§ 节选
========

• Android Watchdog源码简析--Based on Android 6.0.1


    1. Watchdog 简介

    Android 为了保证系统的高可用性,设计了Watchdog用以监视系统的一些关键服务的运行状况,如果关键服务出现了死锁,将重启SystemServer;另外,接收系统内部reboot请求,重启系统。

    总结一下:Watchdog就如下两个主要功能:

    1. 接收系统内部reboot请求,重启系统;
    2. 监控系统关键服务,如果关键服务出现了死锁,将重启SystemServer。
      被监控的关键服务,这些服务必须实现Watchdog.Monitor接口:
      ActivityManagerService
      InputManagerService
      MountService
      NativeDaemonConnector
      NetworkManagementService
      PowerManagerService
      WindowManagerService
      MediaRouterService
      MediaProjectionManagerService

    2. Watchdog 详解

    一张图理解 Watchdog
    ![一张图理解 Watchdog](http://images2015.cnblogs.com/blog/632312/201611/632312-20161130115015006-1586848184.png)

    Watchdog 是在SystemServer启动的时候 调用 startOtherServices 启动的。 Watchdog 初始化了一个单例的对象并且继承自 Thread,因此,Watchdog实际是跑在 SystemServer 进程中的。

    启动之后,watchdog的run进程会每30s检查一次监控服务是否发生死锁。检查死锁通过hc.scheduleCheckLocked(),然后调用各个被监控对象的monitor()来验证。下面我们以 ActivityManagerService 为例。

        /** In this method we try to acquire our lock to make sure that we have not deadlocked */
        public void monitor() {
            synchronized (this) { }
        }
    

    由于我们关键部分都用了synchronized (this) 这个锁来进行锁定,如果我们在monitor()的时候两次每隔30s的检查都未能获取到相应的锁,就表示这个进程死锁,如果死锁将杀死SystemServer进程(Watchdog跑在SystemServer进程中,因此Process.killProcess(Process.myPid()) 这里的myPid()就是SystemServer对应的PID)。

    SystemServer 进程被杀死之后, Zygote 也会死掉(com_android_internal_os_Zygote.cpp 中通过 signal 机制 收到 SIGCHLD 就杀掉Zygote进程),最后init进程(init.rc中配置了onrestart,则就会有SVC_RESTARTING标签,init.cpp执行到restart_processes())检测到zygote死掉()会重新启动Zygote 和 SystemServer。

========

§ 所给数据

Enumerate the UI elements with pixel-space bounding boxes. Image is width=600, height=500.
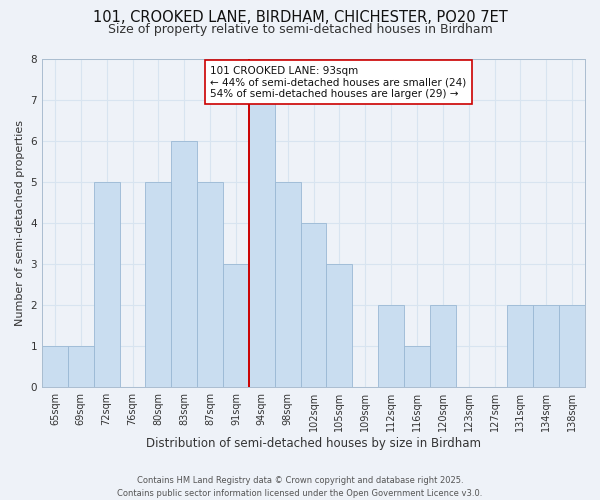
Text: Contains HM Land Registry data © Crown copyright and database right 2025.
Contai: Contains HM Land Registry data © Crown c… xyxy=(118,476,482,498)
Y-axis label: Number of semi-detached properties: Number of semi-detached properties xyxy=(15,120,25,326)
X-axis label: Distribution of semi-detached houses by size in Birdham: Distribution of semi-detached houses by … xyxy=(146,437,481,450)
Text: 101 CROOKED LANE: 93sqm
← 44% of semi-detached houses are smaller (24)
54% of se: 101 CROOKED LANE: 93sqm ← 44% of semi-de… xyxy=(211,66,467,99)
Text: 101, CROOKED LANE, BIRDHAM, CHICHESTER, PO20 7ET: 101, CROOKED LANE, BIRDHAM, CHICHESTER, … xyxy=(92,10,508,25)
Bar xyxy=(145,182,172,387)
Bar xyxy=(197,182,223,387)
Bar xyxy=(68,346,94,387)
Bar xyxy=(378,305,404,387)
Bar xyxy=(172,141,197,387)
Bar xyxy=(508,305,533,387)
Bar xyxy=(275,182,301,387)
Bar xyxy=(326,264,352,387)
Bar xyxy=(249,100,275,387)
Bar xyxy=(301,223,326,387)
Bar xyxy=(430,305,456,387)
Bar xyxy=(404,346,430,387)
Bar xyxy=(42,346,68,387)
Text: Size of property relative to semi-detached houses in Birdham: Size of property relative to semi-detach… xyxy=(107,22,493,36)
Bar xyxy=(223,264,249,387)
Bar xyxy=(94,182,119,387)
Bar xyxy=(559,305,585,387)
Bar xyxy=(533,305,559,387)
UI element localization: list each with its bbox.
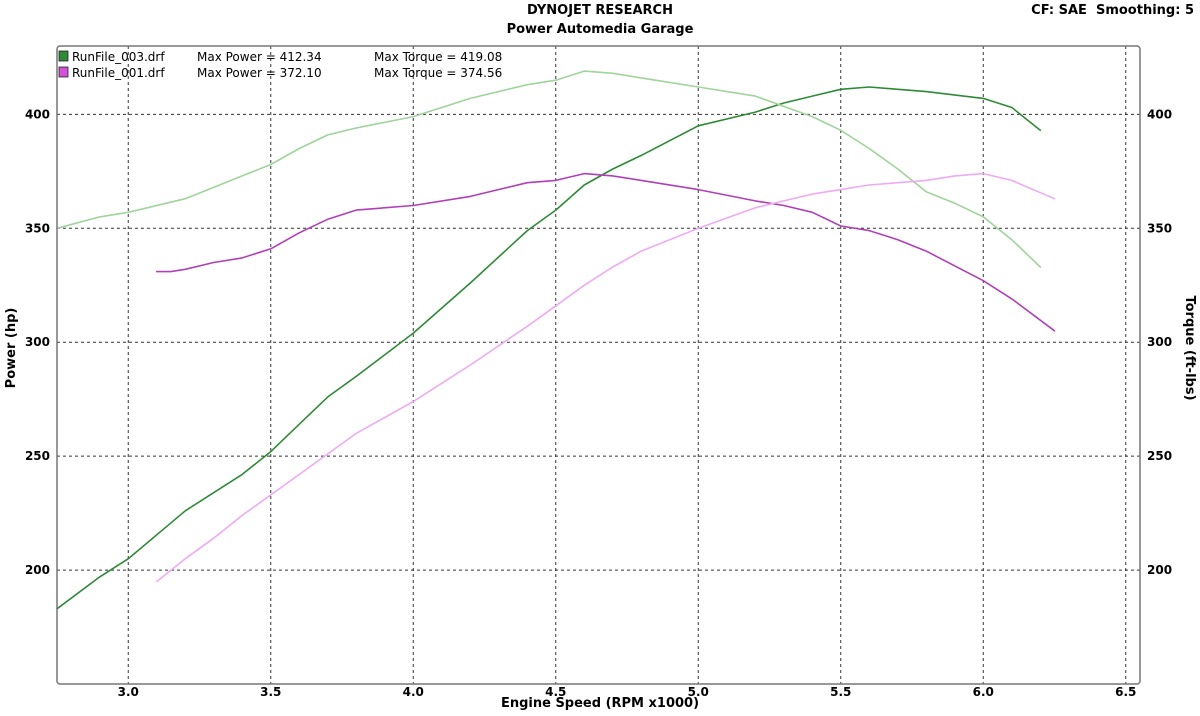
series-line [156,172,1056,332]
y2-tick-label: 250 [1147,449,1172,463]
y-tick-label: 250 [25,449,50,463]
legend-file: RunFile_003.drf [72,50,165,64]
settings-label: CF: SAE Smoothing: 5 [1031,3,1194,18]
y2-tick-label: 400 [1147,107,1172,121]
x-tick-label: 4.0 [403,685,424,699]
x-tick-label: 5.0 [688,685,709,699]
y2-tick-label: 200 [1147,563,1172,577]
legend-swatch [58,50,69,62]
y2-tick-label: 350 [1147,221,1172,235]
legend-max-torque: Max Torque = 419.08 [374,50,502,64]
y-tick-label: 200 [25,563,50,577]
x-tick-label: 3.5 [260,685,281,699]
legend-max-power: Max Power = 412.34 [197,50,322,64]
chart-title: DYNOJET RESEARCH [527,3,673,18]
x-tick-label: 4.5 [545,685,566,699]
y2-tick-label: 300 [1147,335,1172,349]
x-tick-label: 3.0 [118,685,139,699]
x-axis-label: Engine Speed (RPM x1000) [501,696,699,711]
x-tick-label: 6.5 [1115,685,1136,699]
y-tick-label: 350 [25,221,50,235]
y-tick-label: 400 [25,107,50,121]
tick-layer: 3.0 3.5 4.0 4.5 5.0 5.5 6.0 6.5 200 250 300 350 400 2… [25,107,1172,699]
series-line [156,172,1056,583]
chart-subtitle: Power Automedia Garage [506,22,694,37]
y2-axis-label: Torque (ft-lbs) [1182,295,1197,400]
plot-frame [56,45,1141,685]
series-line [56,70,1042,268]
x-tick-label: 6.0 [973,685,994,699]
legend: RunFile_003.drf Max Power = 412.34 Max Tor… [58,50,502,80]
legend-file: RunFile_001.drf [72,66,165,80]
legend-swatch [58,66,69,78]
y-tick-label: 300 [25,335,50,349]
grid-layer [57,46,1140,684]
legend-max-torque: Max Torque = 374.56 [374,66,502,80]
legend-max-power: Max Power = 372.10 [197,66,322,80]
series-layer [56,70,1056,610]
series-line [56,86,1042,610]
y-axis-label: Power (hp) [4,308,19,389]
x-tick-label: 5.5 [830,685,851,699]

========

§ 练习任务
1 > 按照节选的说法,Watchdog 启动后隔多长时间检查一次被监控的服务有没有死锁?
2 > 用两句话概括这篇讲 Android Watchdog 的节选。
答题时只依据节选的内容。

§ 逐题解答
1 > 每30秒检查一次。

2 > Watchdog 是 Android 用来监视系统关键服务的机制,它接收系统内部的 reboot 请求来重启系统,并在关键服务出现死锁时重启 SystemServer。它跑在 SystemServer 进程中,每30秒检查一次,如果连续两次检查都拿不到锁就杀死 SystemServer,之后 Zygote 也会死掉,init 进程检测到后会重新启动 Zygote 和 SystemServer。